A research and development effort by the University of Notre Dame, the University of Wyoming, and Kraig Biocraft Laboratories, Inc. has succeeded in producing transgenic silkworms capable of spinning artificial spider silks.
"This research represents a significant breakthrough in the development of superior silk fibers for both medical and non-medical applications," said Malcolm J. Fraser Jr., a Notre Dame professor of biological sciences. "The generation of silk fibers having the properties of spider silks has been one of the important goals in materials science."
Natural spider silks have a number of unusual physical properties, including significantly higher tensile strength and elasticity than naturally spun silkworm fibers. The artificial spider silks produced in these transgenic silkworms have similar properties of strength and flexibility to native spider silk.
Silk fibers have many current and possible future biomedical applications, such as use as fine suture materials, improved wound healing bandages, or natural scaffolds for tendon and ligament repair or replacement. Spider silk-like fibers may also have applications beyond biomedical uses, such as in bulletproof vests, strong and lightweight structural fabrics, a new generation athletic clothing and improved automobile airbags.

Data for recognizing document structure
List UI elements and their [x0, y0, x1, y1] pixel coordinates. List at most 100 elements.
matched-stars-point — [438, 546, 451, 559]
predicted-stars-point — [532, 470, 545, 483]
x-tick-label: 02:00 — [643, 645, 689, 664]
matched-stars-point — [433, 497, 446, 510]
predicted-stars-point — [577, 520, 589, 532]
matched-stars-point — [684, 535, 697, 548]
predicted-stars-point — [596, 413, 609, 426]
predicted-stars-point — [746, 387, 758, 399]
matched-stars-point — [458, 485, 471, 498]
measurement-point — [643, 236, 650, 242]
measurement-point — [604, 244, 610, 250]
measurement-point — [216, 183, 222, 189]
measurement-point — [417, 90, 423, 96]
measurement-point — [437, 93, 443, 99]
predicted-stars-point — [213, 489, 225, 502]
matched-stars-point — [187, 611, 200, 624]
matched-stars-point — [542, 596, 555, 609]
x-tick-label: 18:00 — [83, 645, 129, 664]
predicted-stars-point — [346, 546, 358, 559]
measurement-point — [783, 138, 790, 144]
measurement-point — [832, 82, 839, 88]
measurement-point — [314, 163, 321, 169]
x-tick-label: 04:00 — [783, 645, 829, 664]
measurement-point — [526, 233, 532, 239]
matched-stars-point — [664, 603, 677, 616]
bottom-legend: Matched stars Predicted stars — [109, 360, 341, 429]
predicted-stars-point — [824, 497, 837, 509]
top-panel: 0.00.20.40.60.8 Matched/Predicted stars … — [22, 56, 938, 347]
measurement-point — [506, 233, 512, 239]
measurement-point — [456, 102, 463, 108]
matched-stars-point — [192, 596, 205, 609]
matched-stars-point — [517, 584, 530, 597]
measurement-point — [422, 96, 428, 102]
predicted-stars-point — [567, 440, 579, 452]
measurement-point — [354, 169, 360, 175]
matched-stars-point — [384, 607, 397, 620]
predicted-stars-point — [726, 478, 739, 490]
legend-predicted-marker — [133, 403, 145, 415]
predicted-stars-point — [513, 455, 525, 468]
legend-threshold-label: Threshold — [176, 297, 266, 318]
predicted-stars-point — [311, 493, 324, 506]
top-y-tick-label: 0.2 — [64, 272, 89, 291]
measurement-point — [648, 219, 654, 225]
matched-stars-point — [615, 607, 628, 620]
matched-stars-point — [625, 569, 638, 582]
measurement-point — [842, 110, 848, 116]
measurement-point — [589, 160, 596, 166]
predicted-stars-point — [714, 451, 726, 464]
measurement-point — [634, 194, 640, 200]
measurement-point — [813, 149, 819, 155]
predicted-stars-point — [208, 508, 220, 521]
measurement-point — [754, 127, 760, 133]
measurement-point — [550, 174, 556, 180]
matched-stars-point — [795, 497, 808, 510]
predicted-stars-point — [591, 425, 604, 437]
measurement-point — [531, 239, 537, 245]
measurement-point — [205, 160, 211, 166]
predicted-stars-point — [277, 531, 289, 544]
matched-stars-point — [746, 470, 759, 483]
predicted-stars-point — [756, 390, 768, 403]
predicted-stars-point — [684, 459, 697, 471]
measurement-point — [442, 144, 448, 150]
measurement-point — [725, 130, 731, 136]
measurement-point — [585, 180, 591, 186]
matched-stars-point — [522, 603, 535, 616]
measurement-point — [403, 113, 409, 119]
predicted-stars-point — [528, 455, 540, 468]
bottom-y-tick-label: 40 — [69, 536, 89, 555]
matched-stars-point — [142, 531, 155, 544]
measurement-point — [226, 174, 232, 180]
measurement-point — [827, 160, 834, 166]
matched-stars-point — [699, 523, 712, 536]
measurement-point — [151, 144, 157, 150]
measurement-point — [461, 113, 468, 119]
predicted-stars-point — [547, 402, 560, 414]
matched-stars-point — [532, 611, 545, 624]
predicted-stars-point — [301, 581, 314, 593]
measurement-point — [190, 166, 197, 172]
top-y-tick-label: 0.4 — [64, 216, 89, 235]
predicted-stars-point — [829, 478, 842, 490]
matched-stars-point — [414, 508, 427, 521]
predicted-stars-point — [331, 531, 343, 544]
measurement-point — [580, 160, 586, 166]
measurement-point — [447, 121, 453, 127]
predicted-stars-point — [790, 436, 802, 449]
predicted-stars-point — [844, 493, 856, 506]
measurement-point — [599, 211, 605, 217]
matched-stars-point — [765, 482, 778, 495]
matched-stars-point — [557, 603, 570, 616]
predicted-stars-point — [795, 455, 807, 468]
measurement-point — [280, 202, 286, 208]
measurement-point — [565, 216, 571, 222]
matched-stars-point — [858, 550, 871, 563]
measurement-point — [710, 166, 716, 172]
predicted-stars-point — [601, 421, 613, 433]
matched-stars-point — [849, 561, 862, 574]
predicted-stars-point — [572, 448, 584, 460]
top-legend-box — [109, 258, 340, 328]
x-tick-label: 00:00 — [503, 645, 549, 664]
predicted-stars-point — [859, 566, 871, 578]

Tasks to complete
1. In the passage on transgenic silkworms, which two physical properties of natural spider silk are described as significantly higher than those of naturally spun silkworm fibers?
2. Carry on the passage about silkworms spinning artificial spider silk from the point where it stops.

Answers for each item
1. Tensile strength and elasticity.

2.
Until this breakthrough, only very small quantities of artificial spider silk had ever been produced in laboratories, but there was no commercially viable way to produce and spin these artificial silk proteins. Kraig Biocraft believed these limitations could be overcome by using recombinant DNA to develop a bio-technological approach for the production of silk fibers with a much broader range of physical properties or with pre-determined properties, optimized for specific biomedical or other applications.
The firm entered into a research agreement with Fraser, who discovered and patented a powerful and unique genetic engineering tool called "piggyBac." PiggyBac is a piece of DNA known as a transposon that can insert itself into the genetic machinery of a cell.
"Several years ago, we discovered that the piggyBac transposon could be useful for genetic engineering of the silkworm, and the possibilities for using this commercial protein production platform began to become apparent."
Fraser, with the assistance of University of Wyoming researcher Randy Lewis, a biochemist who is one of the world's foremost authorities on spider silk, and Don Jarvis, a noted molecular geneticist who specializes in insect protein production, genetically engineered silkworms in which they incorporated specific DNAs taken from spiders. When these transgenic silkworms spin their cocoons, the silk produced is not ordinary silkworm silk, but, rather, a combination of silkworm silk and spider silk. The genetically engineered silk protein produced by the transgenic silkworms has markedly improved elasticity and strength approaching that of native spider silk.
"We've also made strides in improving the process of genetic engineering of these animals so that the development of additional transgenics is facilitated," Fraser said. "This will allow us to more rapidly assess the effectiveness of our gene manipulations in continued development of specialized silk fibers."
Since silkworms are already a commercially viable silk production platform, these genetically engineered silkworms effectively solve the problem of large scale production of engineered protein fibers in an economically practical way.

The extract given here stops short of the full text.